> _Job_: Filter the entries below, keeping every line that has the word "partecipanti".

Records from a data collection
※ ※ ※
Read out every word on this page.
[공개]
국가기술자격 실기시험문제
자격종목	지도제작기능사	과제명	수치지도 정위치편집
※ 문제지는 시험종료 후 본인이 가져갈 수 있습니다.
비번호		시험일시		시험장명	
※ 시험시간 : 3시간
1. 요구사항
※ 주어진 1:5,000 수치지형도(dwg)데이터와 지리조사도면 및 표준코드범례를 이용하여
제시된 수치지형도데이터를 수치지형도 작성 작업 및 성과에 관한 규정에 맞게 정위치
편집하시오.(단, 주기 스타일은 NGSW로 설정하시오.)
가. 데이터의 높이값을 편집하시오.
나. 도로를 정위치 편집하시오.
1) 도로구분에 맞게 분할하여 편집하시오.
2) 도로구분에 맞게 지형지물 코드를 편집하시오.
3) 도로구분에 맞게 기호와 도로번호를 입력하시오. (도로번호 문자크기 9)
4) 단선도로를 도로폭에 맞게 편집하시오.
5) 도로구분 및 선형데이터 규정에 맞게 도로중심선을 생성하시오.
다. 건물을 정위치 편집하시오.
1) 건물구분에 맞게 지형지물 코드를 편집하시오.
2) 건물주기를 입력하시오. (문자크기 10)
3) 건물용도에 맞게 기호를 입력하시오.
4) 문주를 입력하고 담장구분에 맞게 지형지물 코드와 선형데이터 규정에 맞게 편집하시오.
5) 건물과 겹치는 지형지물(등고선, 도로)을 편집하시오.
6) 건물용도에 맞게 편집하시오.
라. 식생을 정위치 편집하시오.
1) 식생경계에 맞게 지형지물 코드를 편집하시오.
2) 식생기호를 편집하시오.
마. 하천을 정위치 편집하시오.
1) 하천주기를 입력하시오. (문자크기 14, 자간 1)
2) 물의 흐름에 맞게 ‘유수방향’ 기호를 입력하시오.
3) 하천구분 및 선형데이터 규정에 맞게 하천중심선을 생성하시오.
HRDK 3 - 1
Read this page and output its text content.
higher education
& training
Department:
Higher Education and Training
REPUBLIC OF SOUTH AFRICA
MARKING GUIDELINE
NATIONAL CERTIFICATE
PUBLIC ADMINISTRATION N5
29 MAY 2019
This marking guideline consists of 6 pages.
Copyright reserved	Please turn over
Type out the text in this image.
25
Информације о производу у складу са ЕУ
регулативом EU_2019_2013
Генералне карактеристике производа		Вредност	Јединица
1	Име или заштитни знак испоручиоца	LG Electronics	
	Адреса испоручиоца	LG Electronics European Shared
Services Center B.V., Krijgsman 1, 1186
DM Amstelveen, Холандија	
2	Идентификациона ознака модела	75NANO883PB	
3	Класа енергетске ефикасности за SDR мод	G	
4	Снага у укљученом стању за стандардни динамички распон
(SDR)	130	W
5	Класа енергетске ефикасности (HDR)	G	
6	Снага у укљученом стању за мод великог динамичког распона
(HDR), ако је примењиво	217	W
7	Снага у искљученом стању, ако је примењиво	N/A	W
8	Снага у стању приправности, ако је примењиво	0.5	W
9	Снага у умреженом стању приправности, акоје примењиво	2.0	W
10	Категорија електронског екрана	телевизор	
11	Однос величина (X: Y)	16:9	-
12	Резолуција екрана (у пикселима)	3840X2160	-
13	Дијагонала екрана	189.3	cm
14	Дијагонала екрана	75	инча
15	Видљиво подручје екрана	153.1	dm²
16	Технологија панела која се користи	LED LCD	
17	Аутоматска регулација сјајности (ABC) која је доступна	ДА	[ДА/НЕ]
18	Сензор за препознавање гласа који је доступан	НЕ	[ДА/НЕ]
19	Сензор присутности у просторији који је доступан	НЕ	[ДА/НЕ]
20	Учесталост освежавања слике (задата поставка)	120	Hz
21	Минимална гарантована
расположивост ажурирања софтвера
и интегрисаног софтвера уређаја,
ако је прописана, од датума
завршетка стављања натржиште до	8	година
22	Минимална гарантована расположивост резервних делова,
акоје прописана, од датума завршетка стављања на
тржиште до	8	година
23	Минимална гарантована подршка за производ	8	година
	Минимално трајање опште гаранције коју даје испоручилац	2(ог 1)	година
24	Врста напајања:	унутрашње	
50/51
※ ※ ※
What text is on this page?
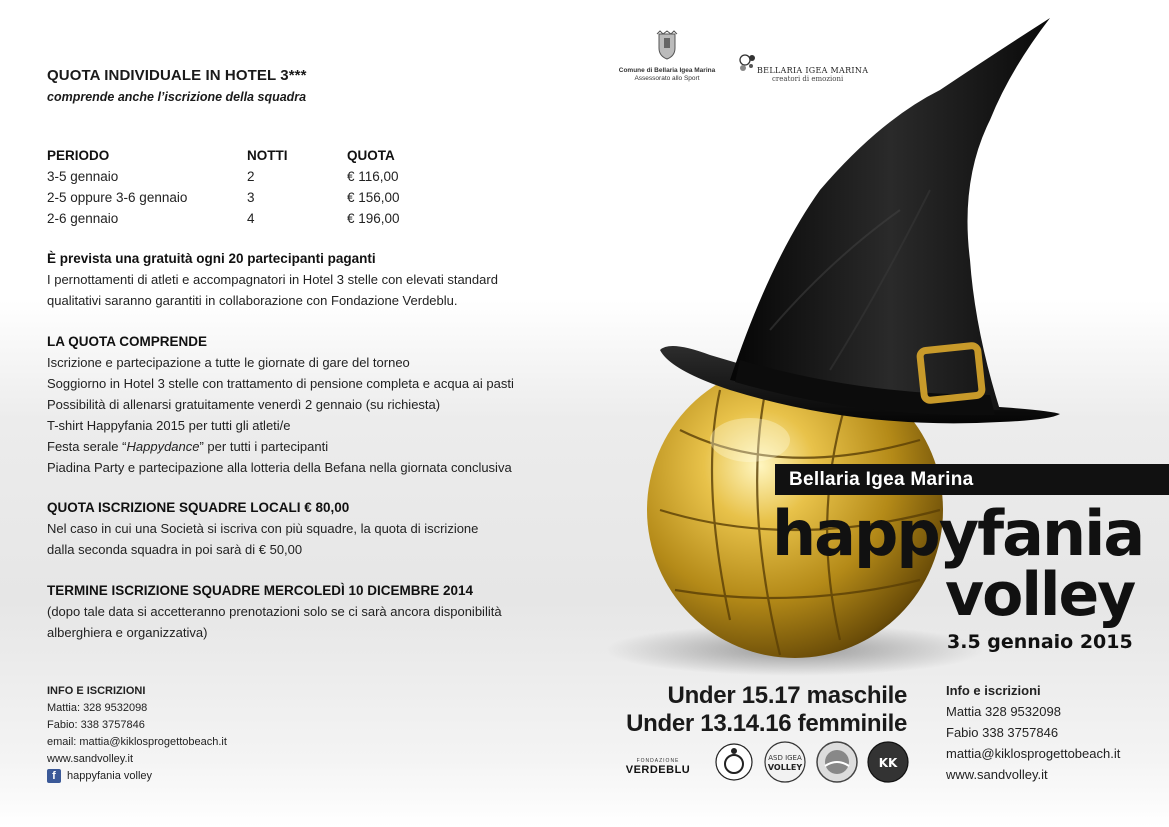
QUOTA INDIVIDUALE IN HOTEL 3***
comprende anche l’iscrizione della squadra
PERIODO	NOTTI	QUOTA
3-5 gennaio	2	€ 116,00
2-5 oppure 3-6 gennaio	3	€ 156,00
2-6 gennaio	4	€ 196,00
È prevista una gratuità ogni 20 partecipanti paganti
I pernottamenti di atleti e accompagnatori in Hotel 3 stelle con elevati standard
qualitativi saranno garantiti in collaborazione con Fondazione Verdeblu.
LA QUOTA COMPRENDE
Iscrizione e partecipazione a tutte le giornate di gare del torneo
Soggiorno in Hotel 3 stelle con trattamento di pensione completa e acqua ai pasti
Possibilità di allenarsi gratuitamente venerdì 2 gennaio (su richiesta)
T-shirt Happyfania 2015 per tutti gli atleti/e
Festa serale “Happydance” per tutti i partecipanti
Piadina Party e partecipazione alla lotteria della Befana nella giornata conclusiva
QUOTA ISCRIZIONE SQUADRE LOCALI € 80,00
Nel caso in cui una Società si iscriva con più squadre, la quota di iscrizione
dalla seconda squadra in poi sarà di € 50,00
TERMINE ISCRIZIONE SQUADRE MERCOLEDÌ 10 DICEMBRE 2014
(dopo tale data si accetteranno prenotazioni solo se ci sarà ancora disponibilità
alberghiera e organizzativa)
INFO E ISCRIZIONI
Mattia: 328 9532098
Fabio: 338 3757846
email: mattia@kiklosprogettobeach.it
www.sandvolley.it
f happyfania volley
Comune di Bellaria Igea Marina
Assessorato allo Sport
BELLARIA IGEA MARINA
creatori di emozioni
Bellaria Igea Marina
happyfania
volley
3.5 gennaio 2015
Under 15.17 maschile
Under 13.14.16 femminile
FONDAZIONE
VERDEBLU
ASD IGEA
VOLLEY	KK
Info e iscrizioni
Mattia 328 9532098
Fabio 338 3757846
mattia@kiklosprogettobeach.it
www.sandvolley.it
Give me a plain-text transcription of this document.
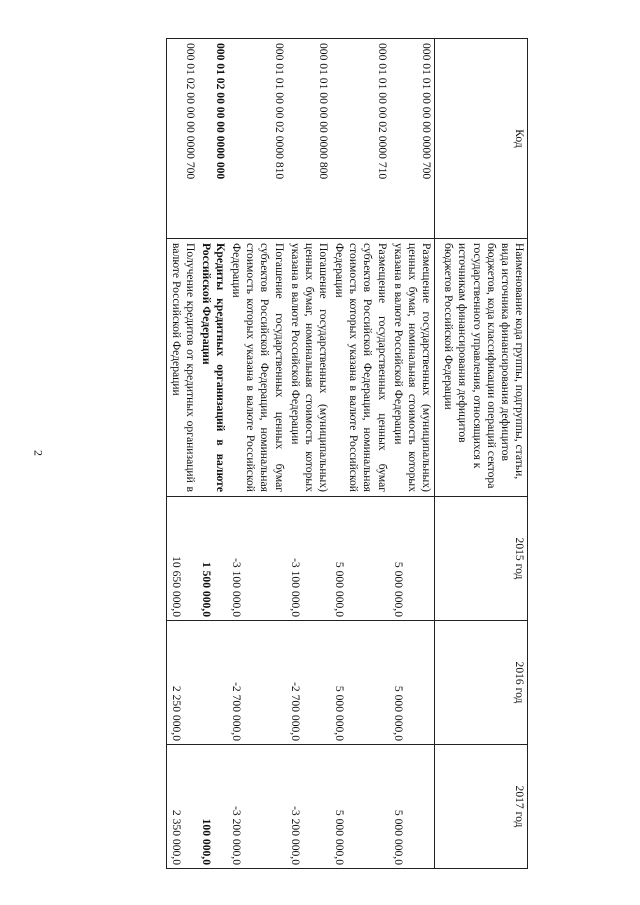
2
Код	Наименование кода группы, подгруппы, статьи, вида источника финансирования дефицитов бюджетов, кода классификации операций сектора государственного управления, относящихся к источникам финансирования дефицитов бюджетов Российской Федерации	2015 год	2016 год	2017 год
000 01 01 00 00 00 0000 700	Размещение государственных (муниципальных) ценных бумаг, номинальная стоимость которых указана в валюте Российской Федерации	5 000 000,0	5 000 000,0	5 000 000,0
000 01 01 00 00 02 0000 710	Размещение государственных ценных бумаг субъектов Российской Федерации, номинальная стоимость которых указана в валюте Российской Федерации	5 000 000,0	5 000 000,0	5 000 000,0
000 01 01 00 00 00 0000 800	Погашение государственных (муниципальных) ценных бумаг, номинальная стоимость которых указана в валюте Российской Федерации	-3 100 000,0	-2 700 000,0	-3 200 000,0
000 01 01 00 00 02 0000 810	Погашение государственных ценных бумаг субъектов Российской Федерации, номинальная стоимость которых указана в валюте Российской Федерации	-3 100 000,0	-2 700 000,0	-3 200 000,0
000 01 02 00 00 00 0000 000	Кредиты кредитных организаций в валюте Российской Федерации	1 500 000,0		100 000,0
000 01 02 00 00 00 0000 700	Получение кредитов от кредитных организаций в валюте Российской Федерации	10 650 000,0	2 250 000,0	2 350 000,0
※ ※ ※
> _Expected answer_:
È prevista una gratuità ogni 20 partecipanti paganti
Festa serale “Happydance” per tutti i partecipanti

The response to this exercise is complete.